* Work instructions: For the copy, please give all of the data again exactly and leave the pictures out.

* Input records:
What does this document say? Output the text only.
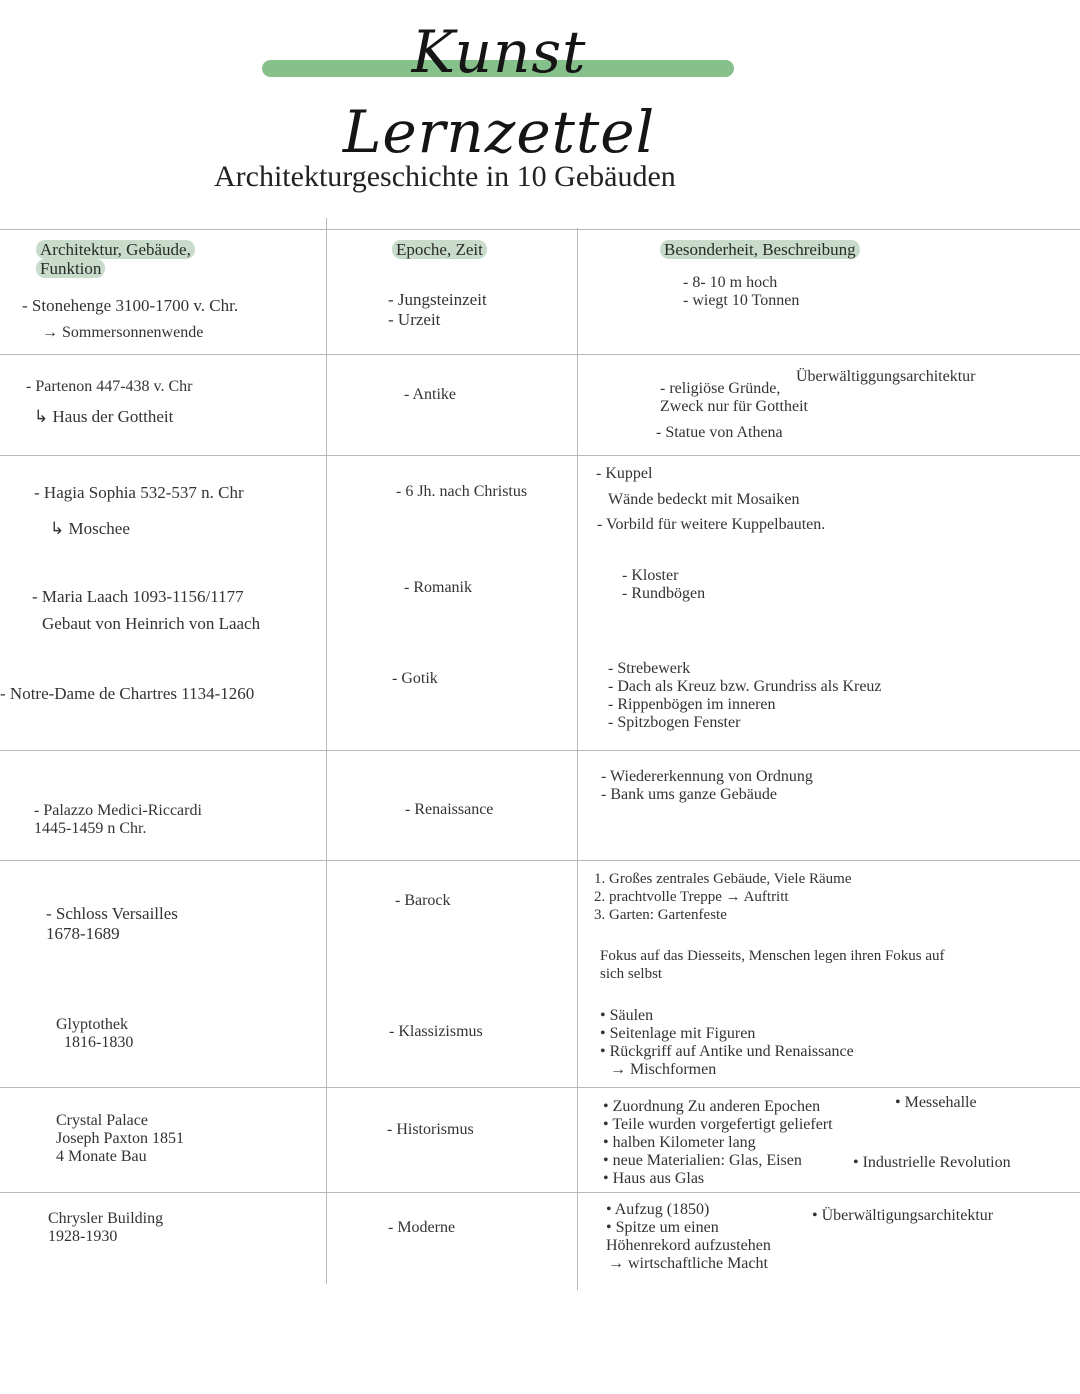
Kunst Lernzettel
Architekturgeschichte in 10 Gebäuden
Architektur, Gebäude,
Funktion
Epoche, Zeit	Besonderheit, Beschreibung
- Stonehenge 3100-1700 v. Chr.
→ Sommersonnenwende
- Jungsteinzeit
- Urzeit
- 8- 10 m hoch
- wiegt 10 Tonnen
- Partenon 447-438 v. Chr
↳ Haus der Gottheit
- Antike
Überwältiggungsarchitektur
- religiöse Gründe,
Zweck nur für Gottheit
- Statue von Athena
- Hagia Sophia 532-537 n. Chr
↳ Moschee
- 6 Jh. nach Christus
- Kuppel
Wände bedeckt mit Mosaiken
- Vorbild für weitere Kuppelbauten.
- Maria Laach 1093-1156/1177
Gebaut von Heinrich von Laach
- Romanik
- Kloster
- Rundbögen
- Notre-Dame de Chartres 1134-1260
- Gotik
- Strebewerk
- Dach als Kreuz bzw. Grundriss als Kreuz
- Rippenbögen im inneren
- Spitzbogen Fenster
- Palazzo Medici-Riccardi
1445-1459 n Chr.
- Renaissance
- Wiedererkennung von Ordnung
- Bank ums ganze Gebäude
- Schloss Versailles
1678-1689
- Barock
1. Großes zentrales Gebäude, Viele Räume
2. prachtvolle Treppe → Auftritt
3. Garten: Gartenfeste
Fokus auf das Diesseits, Menschen legen ihren Fokus auf
sich selbst
Glyptothek
1816-1830
- Klassizismus
• Säulen
• Seitenlage mit Figuren
• Rückgriff auf Antike und Renaissance
→ Mischformen
Crystal Palace
Joseph Paxton 1851
4 Monate Bau
- Historismus
• Zuordnung Zu anderen Epochen
• Teile wurden vorgefertigt geliefert
• halben Kilometer lang
• neue Materialien: Glas, Eisen
• Haus aus Glas
• Messehalle
• Industrielle Revolution
Chrysler Building
1928-1930
- Moderne
• Aufzug (1850)
• Spitze um einen
Höhenrekord aufzustehen
→ wirtschaftliche Macht
• Überwältigungsarchitektur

* Task answer:
What does this document say? Output the text only.
Kunst Lernzettel
Architekturgeschichte in 10 Gebäuden
Architektur, Gebäude,
Funktion
Epoche, Zeit	Besonderheit, Beschreibung
- Stonehenge 3100-1700 v. Chr.
→ Sommersonnenwende
- Jungsteinzeit
- Urzeit
- 8- 10 m hoch
- wiegt 10 Tonnen
- Partenon 447-438 v. Chr
↳ Haus der Gottheit
- Antike
Überwältiggungsarchitektur
- religiöse Gründe,
Zweck nur für Gottheit
- Statue von Athena
- Hagia Sophia 532-537 n. Chr
↳ Moschee
- 6 Jh. nach Christus
- Kuppel
Wände bedeckt mit Mosaiken
- Vorbild für weitere Kuppelbauten.
- Maria Laach 1093-1156/1177
Gebaut von Heinrich von Laach
- Romanik
- Kloster
- Rundbögen
- Notre-Dame de Chartres 1134-1260
- Gotik
- Strebewerk
- Dach als Kreuz bzw. Grundriss als Kreuz
- Rippenbögen im inneren
- Spitzbogen Fenster
- Palazzo Medici-Riccardi
1445-1459 n Chr.
- Renaissance
- Wiedererkennung von Ordnung
- Bank ums ganze Gebäude
- Schloss Versailles
1678-1689
- Barock
1. Großes zentrales Gebäude, Viele Räume
2. prachtvolle Treppe → Auftritt
3. Garten: Gartenfeste
Fokus auf das Diesseits, Menschen legen ihren Fokus auf
sich selbst
Glyptothek
1816-1830
- Klassizismus
• Säulen
• Seitenlage mit Figuren
• Rückgriff auf Antike und Renaissance
→ Mischformen
Crystal Palace
Joseph Paxton 1851
4 Monate Bau
- Historismus
• Zuordnung Zu anderen Epochen
• Teile wurden vorgefertigt geliefert
• halben Kilometer lang
• neue Materialien: Glas, Eisen
• Haus aus Glas
• Messehalle
• Industrielle Revolution
Chrysler Building
1928-1930
- Moderne
• Aufzug (1850)
• Spitze um einen
Höhenrekord aufzustehen
→ wirtschaftliche Macht
• Überwältigungsarchitektur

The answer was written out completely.